EXERCISE:
Reproduce all of the data below without alteration; exclude every picture.

Items listed in a dataset:
::::
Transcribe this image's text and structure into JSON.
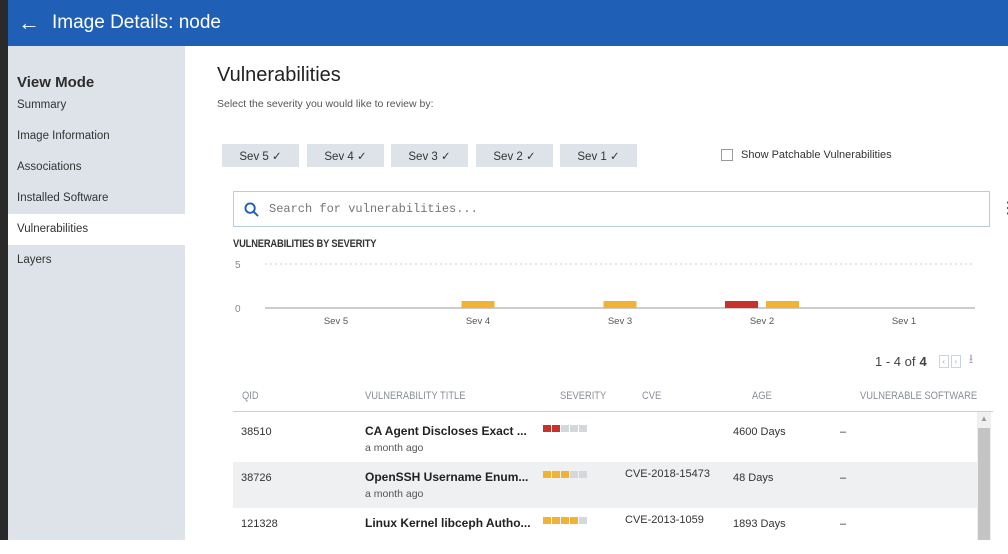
{
  "header": {
    "title": "Image Details: node",
    "back_icon": "arrow-left-icon"
  },
  "sidebar": {
    "title": "View Mode",
    "items": [
      {
        "label": "Summary"
      },
      {
        "label": "Image Information"
      },
      {
        "label": "Associations"
      },
      {
        "label": "Installed Software"
      },
      {
        "label": "Vulnerabilities",
        "active": true
      },
      {
        "label": "Layers"
      }
    ]
  },
  "main": {
    "title": "Vulnerabilities",
    "subtitle": "Select the severity you would like to review by:",
    "severity_filters": [
      {
        "label": "Sev 5 ✓"
      },
      {
        "label": "Sev 4 ✓"
      },
      {
        "label": "Sev 3 ✓"
      },
      {
        "label": "Sev 2 ✓"
      },
      {
        "label": "Sev 1 ✓"
      }
    ],
    "patchable_label": "Show Patchable Vulnerabilities",
    "patchable_checked": false,
    "search_placeholder": "Search for vulnerabilities...",
    "chart_title": "VULNERABILITIES BY SEVERITY",
    "pager": {
      "range": "1 - 4 of",
      "total": "4"
    },
    "columns": [
      "QID",
      "VULNERABILITY TITLE",
      "SEVERITY",
      "CVE",
      "AGE",
      "VULNERABLE SOFTWARE"
    ],
    "rows": [
      {
        "qid": "38510",
        "title": "CA Agent Discloses Exact ...",
        "ago": "a month ago",
        "severity": 2,
        "cve": "",
        "age": "4600 Days",
        "software": "–"
      },
      {
        "qid": "38726",
        "title": "OpenSSH Username Enum...",
        "ago": "a month ago",
        "severity": 3,
        "cve": "CVE-2018-15473",
        "age": "48 Days",
        "software": "–"
      },
      {
        "qid": "121328",
        "title": "Linux Kernel libceph Autho...",
        "ago": "",
        "severity": 4,
        "cve": "CVE-2013-1059",
        "age": "1893 Days",
        "software": "–"
      }
    ]
  },
  "colors": {
    "header": "#1f5fb6",
    "sev_high": "#c8322a",
    "sev_med": "#f2b233",
    "sev_empty": "#d4d7db"
  },
  "chart_data": {
    "type": "bar",
    "title": "VULNERABILITIES BY SEVERITY",
    "categories": [
      "Sev 5",
      "Sev 4",
      "Sev 3",
      "Sev 2",
      "Sev 1"
    ],
    "series": [
      {
        "values": [
          0,
          0,
          0,
          1,
          0
        ],
        "color": "#c8322a"
      },
      {
        "values": [
          0,
          1,
          1,
          1,
          0
        ],
        "color": "#f2b233"
      }
    ],
    "ylim": [
      0,
      5
    ],
    "yticks": [
      "5",
      "0"
    ],
    "grid": true
  }
}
::::
EXERCISE OUTPUT:
Transcribe this image's text and structure into JSON.
{
  "header": {
    "title": "Image Details: node",
    "back_icon": "arrow-left-icon"
  },
  "sidebar": {
    "title": "View Mode",
    "items": [
      {
        "label": "Summary"
      },
      {
        "label": "Image Information"
      },
      {
        "label": "Associations"
      },
      {
        "label": "Installed Software"
      },
      {
        "label": "Vulnerabilities",
        "active": true
      },
      {
        "label": "Layers"
      }
    ]
  },
  "main": {
    "title": "Vulnerabilities",
    "subtitle": "Select the severity you would like to review by:",
    "severity_filters": [
      {
        "label": "Sev 5 ✓"
      },
      {
        "label": "Sev 4 ✓"
      },
      {
        "label": "Sev 3 ✓"
      },
      {
        "label": "Sev 2 ✓"
      },
      {
        "label": "Sev 1 ✓"
      }
    ],
    "patchable_label": "Show Patchable Vulnerabilities",
    "patchable_checked": false,
    "search_placeholder": "Search for vulnerabilities...",
    "chart_title": "VULNERABILITIES BY SEVERITY",
    "pager": {
      "range": "1 - 4 of",
      "total": "4"
    },
    "columns": [
      "QID",
      "VULNERABILITY TITLE",
      "SEVERITY",
      "CVE",
      "AGE",
      "VULNERABLE SOFTWARE"
    ],
    "rows": [
      {
        "qid": "38510",
        "title": "CA Agent Discloses Exact ...",
        "ago": "a month ago",
        "severity": 2,
        "cve": "",
        "age": "4600 Days",
        "software": "–"
      },
      {
        "qid": "38726",
        "title": "OpenSSH Username Enum...",
        "ago": "a month ago",
        "severity": 3,
        "cve": "CVE-2018-15473",
        "age": "48 Days",
        "software": "–"
      },
      {
        "qid": "121328",
        "title": "Linux Kernel libceph Autho...",
        "ago": "",
        "severity": 4,
        "cve": "CVE-2013-1059",
        "age": "1893 Days",
        "software": "–"
      }
    ]
  },
  "colors": {
    "header": "#1f5fb6",
    "sev_high": "#c8322a",
    "sev_med": "#f2b233",
    "sev_empty": "#d4d7db"
  },
  "chart_data": {
    "type": "bar",
    "title": "VULNERABILITIES BY SEVERITY",
    "categories": [
      "Sev 5",
      "Sev 4",
      "Sev 3",
      "Sev 2",
      "Sev 1"
    ],
    "series": [
      {
        "values": [
          0,
          0,
          0,
          1,
          0
        ],
        "color": "#c8322a"
      },
      {
        "values": [
          0,
          1,
          1,
          1,
          0
        ],
        "color": "#f2b233"
      }
    ],
    "ylim": [
      0,
      5
    ],
    "yticks": [
      "5",
      "0"
    ],
    "grid": true
  }
}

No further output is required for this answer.